__WRITTEN EXERCISE__.
Select the lines that contain "Roberto" and copy each of them.

[Stored data]

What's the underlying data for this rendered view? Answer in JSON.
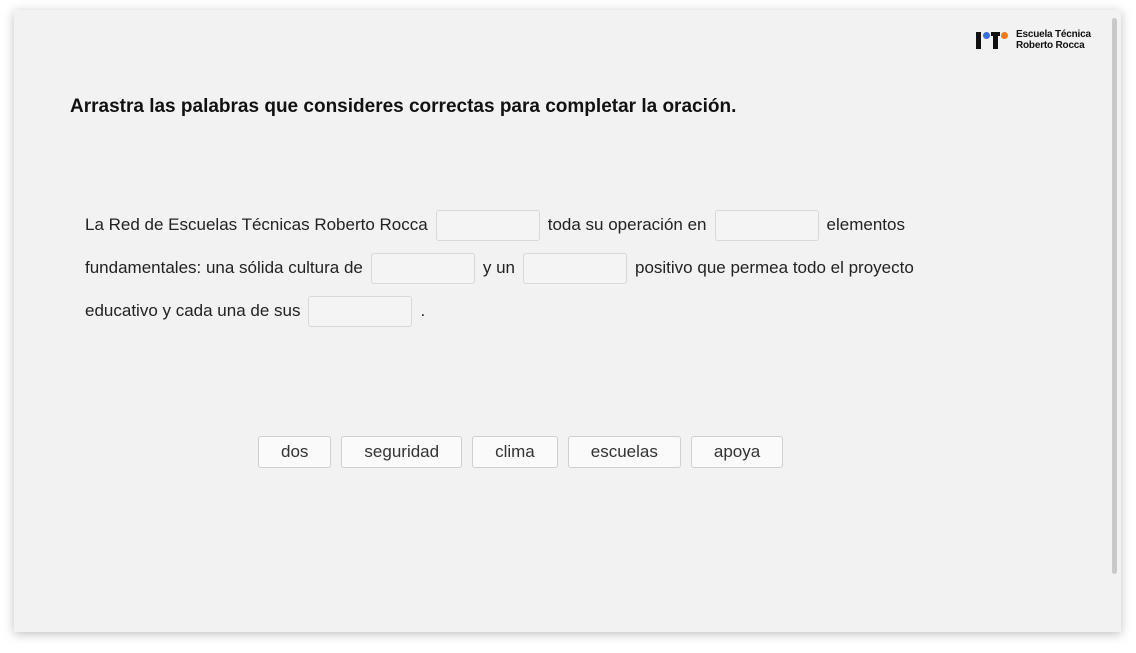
{
  "logo": {
    "line1": "Escuela Técnica",
    "line2": "Roberto Rocca"
  },
  "instruction": "Arrastra las palabras que consideres correctas para completar la oración.",
  "sentence": {
    "line1": {
      "part1": "La Red de Escuelas Técnicas Roberto Rocca",
      "part2": "toda su operación en",
      "part3": "elementos"
    },
    "line2": {
      "part1": "fundamentales: una sólida cultura de",
      "part2": "y un",
      "part3": "positivo que permea todo el proyecto"
    },
    "line3": {
      "part1": "educativo y cada una de sus",
      "part2": "."
    }
  },
  "word_bank": [
    "dos",
    "seguridad",
    "clima",
    "escuelas",
    "apoya"
  ]
}
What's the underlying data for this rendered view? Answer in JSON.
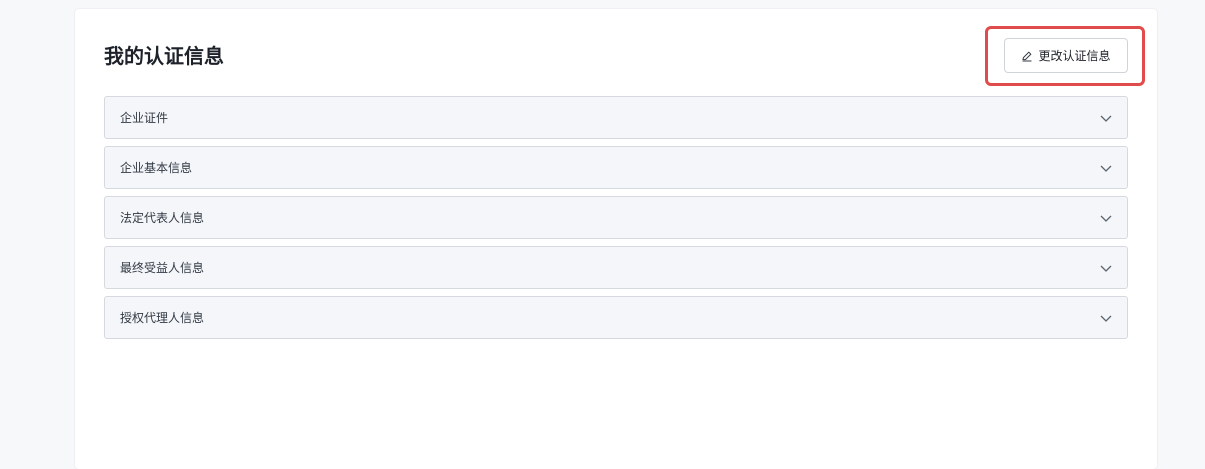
{
  "page": {
    "title": "我的认证信息",
    "edit_button_label": "更改认证信息"
  },
  "icons": {
    "edit": "edit-pen-icon",
    "expand": "chevron-down-icon"
  },
  "colors": {
    "highlight": "#e04b4b",
    "section_bg": "#f4f6f9"
  },
  "sections": [
    {
      "label": "企业证件"
    },
    {
      "label": "企业基本信息"
    },
    {
      "label": "法定代表人信息"
    },
    {
      "label": "最终受益人信息"
    },
    {
      "label": "授权代理人信息"
    }
  ]
}
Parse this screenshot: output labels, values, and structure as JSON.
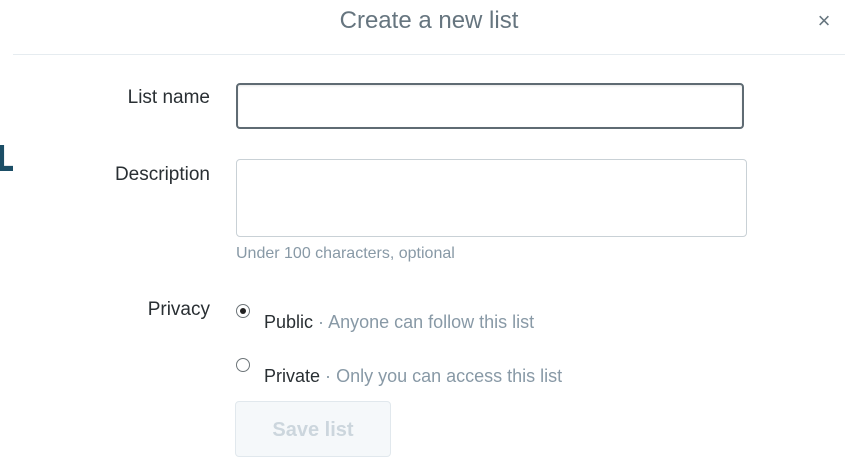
{
  "background": {
    "partial_heading": "List"
  },
  "modal": {
    "title": "Create a new list",
    "close_glyph": "×",
    "form": {
      "name_label": "List name",
      "name_value": "",
      "description_label": "Description",
      "description_value": "",
      "description_hint": "Under 100 characters, optional",
      "privacy_label": "Privacy",
      "privacy_options": [
        {
          "label": "Public",
          "separator": "·",
          "description": "Anyone can follow this list",
          "selected": true
        },
        {
          "label": "Private",
          "separator": "·",
          "description": "Only you can access this list",
          "selected": false
        }
      ],
      "save_label": "Save list",
      "save_enabled": false
    }
  },
  "colors": {
    "heading_bg_text": "#1b4e66",
    "title_text": "#66757f",
    "muted_text": "#8899a6",
    "button_disabled_bg": "#f5f8fa",
    "button_disabled_text": "#ccd6dd",
    "input_focus_border": "#5f6b73"
  },
  "icons": {
    "close": "close-icon"
  }
}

__SOLUTION TO THIS EXERCISE__.
    "line2": "Roberto Rocca"
      "part1": "La Red de Escuelas Técnicas Roberto Rocca",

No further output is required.